* Collected data:
[start]

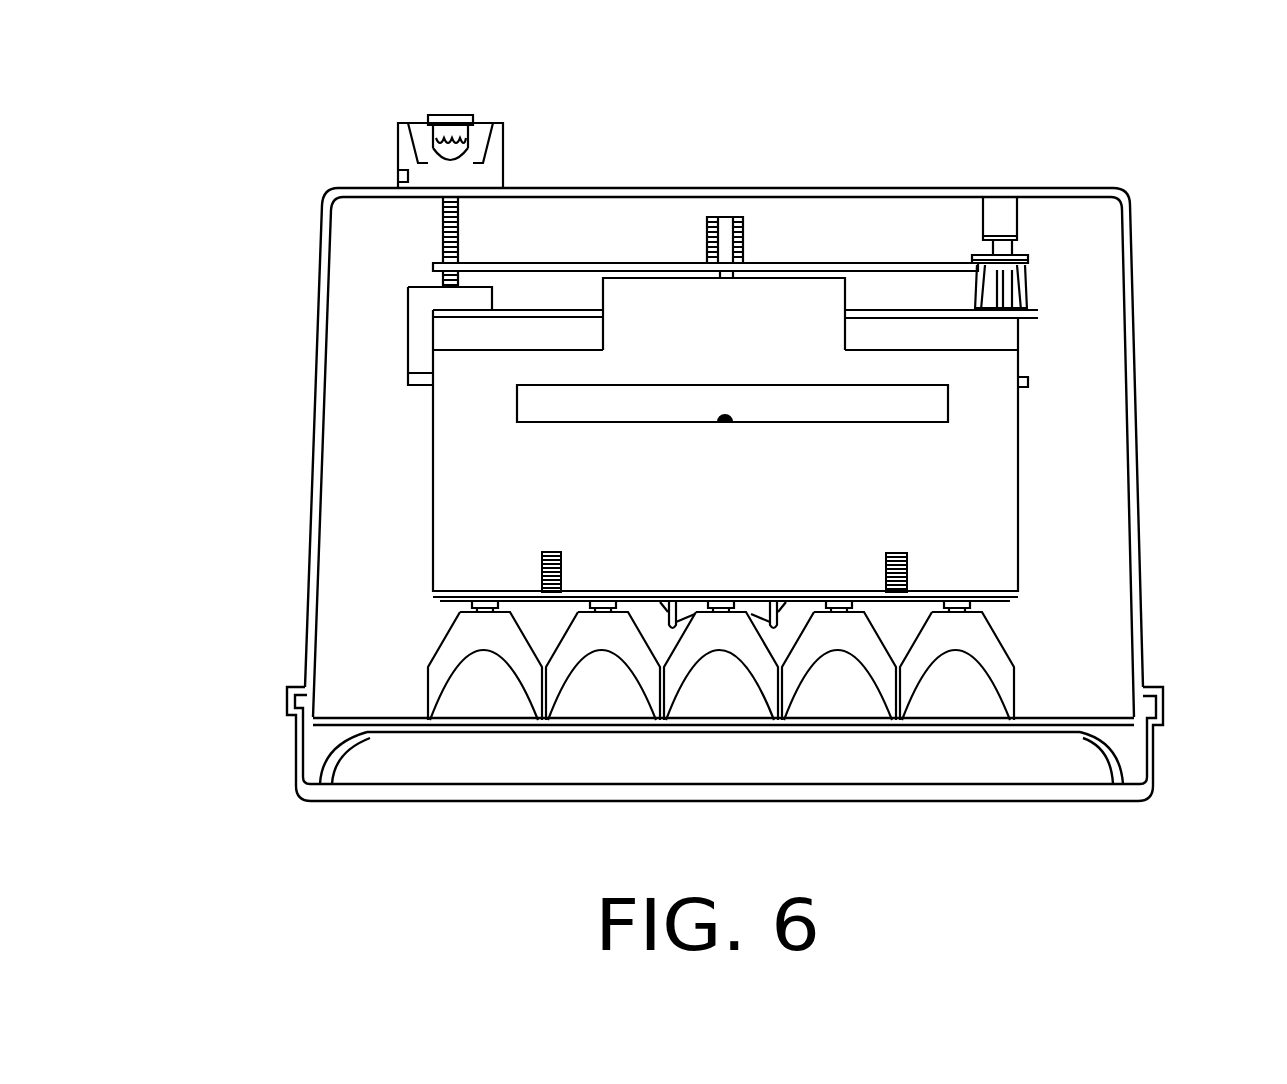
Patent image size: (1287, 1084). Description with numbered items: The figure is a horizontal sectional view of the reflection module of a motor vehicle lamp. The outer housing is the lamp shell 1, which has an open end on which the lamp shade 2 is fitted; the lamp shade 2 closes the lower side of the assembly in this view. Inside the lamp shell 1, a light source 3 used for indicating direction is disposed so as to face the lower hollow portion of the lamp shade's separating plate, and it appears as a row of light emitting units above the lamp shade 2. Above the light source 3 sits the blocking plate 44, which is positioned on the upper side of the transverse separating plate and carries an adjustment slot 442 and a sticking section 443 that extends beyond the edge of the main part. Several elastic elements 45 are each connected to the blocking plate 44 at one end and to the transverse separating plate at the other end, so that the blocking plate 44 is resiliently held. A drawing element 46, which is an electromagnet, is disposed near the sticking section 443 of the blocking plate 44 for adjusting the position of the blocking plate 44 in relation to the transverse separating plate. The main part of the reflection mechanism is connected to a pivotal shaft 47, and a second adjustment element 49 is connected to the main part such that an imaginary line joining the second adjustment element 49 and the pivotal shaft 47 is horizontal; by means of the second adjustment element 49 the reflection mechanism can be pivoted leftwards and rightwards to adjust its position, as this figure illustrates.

The lamp shell 1 is at (316, 432).
The lamp shade 2 is at (458, 796).
The light source 3 is at (1007, 672).
The blocking plate 44 is at (1003, 598).
The elastic elements 45 is at (907, 567).
The drawing element 46 is at (740, 222).
The pivotal shaft 47 is at (1025, 282).
The second adjustment element 49 is at (433, 178).
The adjustment slot 442 is at (898, 402).
The sticking section 443 is at (828, 329).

[end]

* Requirement: Output all of the material above again word for word, but leave out the pictures.

* The solution:
Patent image size: (1287, 1084). Description with numbered items: The figure is a horizontal sectional view of the reflection module of a motor vehicle lamp. The outer housing is the lamp shell 1, which has an open end on which the lamp shade 2 is fitted; the lamp shade 2 closes the lower side of the assembly in this view. Inside the lamp shell 1, a light source 3 used for indicating direction is disposed so as to face the lower hollow portion of the lamp shade's separating plate, and it appears as a row of light emitting units above the lamp shade 2. Above the light source 3 sits the blocking plate 44, which is positioned on the upper side of the transverse separating plate and carries an adjustment slot 442 and a sticking section 443 that extends beyond the edge of the main part. Several elastic elements 45 are each connected to the blocking plate 44 at one end and to the transverse separating plate at the other end, so that the blocking plate 44 is resiliently held. A drawing element 46, which is an electromagnet, is disposed near the sticking section 443 of the blocking plate 44 for adjusting the position of the blocking plate 44 in relation to the transverse separating plate. The main part of the reflection mechanism is connected to a pivotal shaft 47, and a second adjustment element 49 is connected to the main part such that an imaginary line joining the second adjustment element 49 and the pivotal shaft 47 is horizontal; by means of the second adjustment element 49 the reflection mechanism can be pivoted leftwards and rightwards to adjust its position, as this figure illustrates.

The lamp shell 1 is at (316, 432).
The lamp shade 2 is at (458, 796).
The light source 3 is at (1007, 672).
The blocking plate 44 is at (1003, 598).
The elastic elements 45 is at (907, 567).
The drawing element 46 is at (740, 222).
The pivotal shaft 47 is at (1025, 282).
The second adjustment element 49 is at (433, 178).
The adjustment slot 442 is at (898, 402).
The sticking section 443 is at (828, 329).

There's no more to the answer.